- AIM: Copy the data word for word, keeping every line.

Excerpts from a figure dataset
.....

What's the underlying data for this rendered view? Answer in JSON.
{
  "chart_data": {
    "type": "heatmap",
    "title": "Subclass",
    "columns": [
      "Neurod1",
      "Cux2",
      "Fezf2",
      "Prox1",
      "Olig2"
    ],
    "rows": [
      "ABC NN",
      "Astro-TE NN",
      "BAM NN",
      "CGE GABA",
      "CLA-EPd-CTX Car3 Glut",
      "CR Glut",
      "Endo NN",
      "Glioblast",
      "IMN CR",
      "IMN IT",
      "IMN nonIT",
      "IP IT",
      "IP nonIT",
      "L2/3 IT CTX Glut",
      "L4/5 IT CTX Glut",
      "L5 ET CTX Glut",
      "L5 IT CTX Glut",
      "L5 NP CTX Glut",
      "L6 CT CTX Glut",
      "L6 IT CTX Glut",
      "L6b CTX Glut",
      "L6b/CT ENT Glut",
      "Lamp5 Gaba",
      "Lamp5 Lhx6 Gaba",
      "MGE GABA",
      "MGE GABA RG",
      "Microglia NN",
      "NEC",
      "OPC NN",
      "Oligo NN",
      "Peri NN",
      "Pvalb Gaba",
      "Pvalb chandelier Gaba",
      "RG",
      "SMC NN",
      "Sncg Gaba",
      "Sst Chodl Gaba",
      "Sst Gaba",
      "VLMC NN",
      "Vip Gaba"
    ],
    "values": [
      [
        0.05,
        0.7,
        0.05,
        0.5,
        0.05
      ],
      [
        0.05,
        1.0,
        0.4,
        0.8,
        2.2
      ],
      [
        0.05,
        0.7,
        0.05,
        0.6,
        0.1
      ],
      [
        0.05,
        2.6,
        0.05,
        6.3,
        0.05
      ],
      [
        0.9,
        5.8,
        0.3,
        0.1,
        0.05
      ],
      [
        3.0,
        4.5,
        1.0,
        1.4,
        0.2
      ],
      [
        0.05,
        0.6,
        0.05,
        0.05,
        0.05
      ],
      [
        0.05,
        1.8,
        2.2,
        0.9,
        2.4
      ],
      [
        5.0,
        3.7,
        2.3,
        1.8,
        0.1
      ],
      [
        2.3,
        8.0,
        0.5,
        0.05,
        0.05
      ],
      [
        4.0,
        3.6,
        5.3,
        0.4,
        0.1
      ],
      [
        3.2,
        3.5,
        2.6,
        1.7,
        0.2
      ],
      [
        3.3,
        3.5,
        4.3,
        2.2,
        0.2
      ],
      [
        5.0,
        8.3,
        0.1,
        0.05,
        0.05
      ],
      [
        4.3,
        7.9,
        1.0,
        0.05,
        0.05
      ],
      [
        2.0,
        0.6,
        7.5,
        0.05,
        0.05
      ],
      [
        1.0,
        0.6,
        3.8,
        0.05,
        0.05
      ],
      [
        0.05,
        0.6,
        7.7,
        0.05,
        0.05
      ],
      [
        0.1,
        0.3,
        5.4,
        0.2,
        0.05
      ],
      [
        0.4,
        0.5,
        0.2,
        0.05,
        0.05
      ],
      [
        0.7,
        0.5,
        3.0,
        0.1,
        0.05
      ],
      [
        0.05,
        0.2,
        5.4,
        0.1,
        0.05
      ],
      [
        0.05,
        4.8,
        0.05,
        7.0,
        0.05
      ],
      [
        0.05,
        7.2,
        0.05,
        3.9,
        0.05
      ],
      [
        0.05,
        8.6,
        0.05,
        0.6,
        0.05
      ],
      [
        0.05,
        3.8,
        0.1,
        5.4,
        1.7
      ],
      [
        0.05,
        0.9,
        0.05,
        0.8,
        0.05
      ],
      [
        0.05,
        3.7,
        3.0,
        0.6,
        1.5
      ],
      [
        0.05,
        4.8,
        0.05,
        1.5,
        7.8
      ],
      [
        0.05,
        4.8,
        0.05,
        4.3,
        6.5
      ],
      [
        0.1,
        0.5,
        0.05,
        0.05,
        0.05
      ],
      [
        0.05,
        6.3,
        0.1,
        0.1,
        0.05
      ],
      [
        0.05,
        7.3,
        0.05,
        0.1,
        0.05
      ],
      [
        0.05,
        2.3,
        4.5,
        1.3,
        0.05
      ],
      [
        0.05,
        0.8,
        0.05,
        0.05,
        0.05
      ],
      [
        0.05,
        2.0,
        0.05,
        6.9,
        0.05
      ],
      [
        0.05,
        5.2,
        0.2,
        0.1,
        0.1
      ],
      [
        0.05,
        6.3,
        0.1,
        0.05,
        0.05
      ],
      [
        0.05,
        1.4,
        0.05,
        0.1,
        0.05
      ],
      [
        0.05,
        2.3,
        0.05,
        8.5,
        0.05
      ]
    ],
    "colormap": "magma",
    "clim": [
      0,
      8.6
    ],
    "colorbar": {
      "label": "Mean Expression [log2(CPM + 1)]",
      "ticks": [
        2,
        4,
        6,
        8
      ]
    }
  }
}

.....

- SOLVED PROBLEM:
What's the underlying data for this rendered view? Answer in JSON.
{
  "chart_data": {
    "type": "heatmap",
    "title": "Subclass",
    "columns": [
      "Neurod1",
      "Cux2",
      "Fezf2",
      "Prox1",
      "Olig2"
    ],
    "rows": [
      "ABC NN",
      "Astro-TE NN",
      "BAM NN",
      "CGE GABA",
      "CLA-EPd-CTX Car3 Glut",
      "CR Glut",
      "Endo NN",
      "Glioblast",
      "IMN CR",
      "IMN IT",
      "IMN nonIT",
      "IP IT",
      "IP nonIT",
      "L2/3 IT CTX Glut",
      "L4/5 IT CTX Glut",
      "L5 ET CTX Glut",
      "L5 IT CTX Glut",
      "L5 NP CTX Glut",
      "L6 CT CTX Glut",
      "L6 IT CTX Glut",
      "L6b CTX Glut",
      "L6b/CT ENT Glut",
      "Lamp5 Gaba",
      "Lamp5 Lhx6 Gaba",
      "MGE GABA",
      "MGE GABA RG",
      "Microglia NN",
      "NEC",
      "OPC NN",
      "Oligo NN",
      "Peri NN",
      "Pvalb Gaba",
      "Pvalb chandelier Gaba",
      "RG",
      "SMC NN",
      "Sncg Gaba",
      "Sst Chodl Gaba",
      "Sst Gaba",
      "VLMC NN",
      "Vip Gaba"
    ],
    "values": [
      [
        0.05,
        0.7,
        0.05,
        0.5,
        0.05
      ],
      [
        0.05,
        1.0,
        0.4,
        0.8,
        2.2
      ],
      [
        0.05,
        0.7,
        0.05,
        0.6,
        0.1
      ],
      [
        0.05,
        2.6,
        0.05,
        6.3,
        0.05
      ],
      [
        0.9,
        5.8,
        0.3,
        0.1,
        0.05
      ],
      [
        3.0,
        4.5,
        1.0,
        1.4,
        0.2
      ],
      [
        0.05,
        0.6,
        0.05,
        0.05,
        0.05
      ],
      [
        0.05,
        1.8,
        2.2,
        0.9,
        2.4
      ],
      [
        5.0,
        3.7,
        2.3,
        1.8,
        0.1
      ],
      [
        2.3,
        8.0,
        0.5,
        0.05,
        0.05
      ],
      [
        4.0,
        3.6,
        5.3,
        0.4,
        0.1
      ],
      [
        3.2,
        3.5,
        2.6,
        1.7,
        0.2
      ],
      [
        3.3,
        3.5,
        4.3,
        2.2,
        0.2
      ],
      [
        5.0,
        8.3,
        0.1,
        0.05,
        0.05
      ],
      [
        4.3,
        7.9,
        1.0,
        0.05,
        0.05
      ],
      [
        2.0,
        0.6,
        7.5,
        0.05,
        0.05
      ],
      [
        1.0,
        0.6,
        3.8,
        0.05,
        0.05
      ],
      [
        0.05,
        0.6,
        7.7,
        0.05,
        0.05
      ],
      [
        0.1,
        0.3,
        5.4,
        0.2,
        0.05
      ],
      [
        0.4,
        0.5,
        0.2,
        0.05,
        0.05
      ],
      [
        0.7,
        0.5,
        3.0,
        0.1,
        0.05
      ],
      [
        0.05,
        0.2,
        5.4,
        0.1,
        0.05
      ],
      [
        0.05,
        4.8,
        0.05,
        7.0,
        0.05
      ],
      [
        0.05,
        7.2,
        0.05,
        3.9,
        0.05
      ],
      [
        0.05,
        8.6,
        0.05,
        0.6,
        0.05
      ],
      [
        0.05,
        3.8,
        0.1,
        5.4,
        1.7
      ],
      [
        0.05,
        0.9,
        0.05,
        0.8,
        0.05
      ],
      [
        0.05,
        3.7,
        3.0,
        0.6,
        1.5
      ],
      [
        0.05,
        4.8,
        0.05,
        1.5,
        7.8
      ],
      [
        0.05,
        4.8,
        0.05,
        4.3,
        6.5
      ],
      [
        0.1,
        0.5,
        0.05,
        0.05,
        0.05
      ],
      [
        0.05,
        6.3,
        0.1,
        0.1,
        0.05
      ],
      [
        0.05,
        7.3,
        0.05,
        0.1,
        0.05
      ],
      [
        0.05,
        2.3,
        4.5,
        1.3,
        0.05
      ],
      [
        0.05,
        0.8,
        0.05,
        0.05,
        0.05
      ],
      [
        0.05,
        2.0,
        0.05,
        6.9,
        0.05
      ],
      [
        0.05,
        5.2,
        0.2,
        0.1,
        0.1
      ],
      [
        0.05,
        6.3,
        0.1,
        0.05,
        0.05
      ],
      [
        0.05,
        1.4,
        0.05,
        0.1,
        0.05
      ],
      [
        0.05,
        2.3,
        0.05,
        8.5,
        0.05
      ]
    ],
    "colormap": "magma",
    "clim": [
      0,
      8.6
    ],
    "colorbar": {
      "label": "Mean Expression [log2(CPM + 1)]",
      "ticks": [
        2,
        4,
        6,
        8
      ]
    }
  }
}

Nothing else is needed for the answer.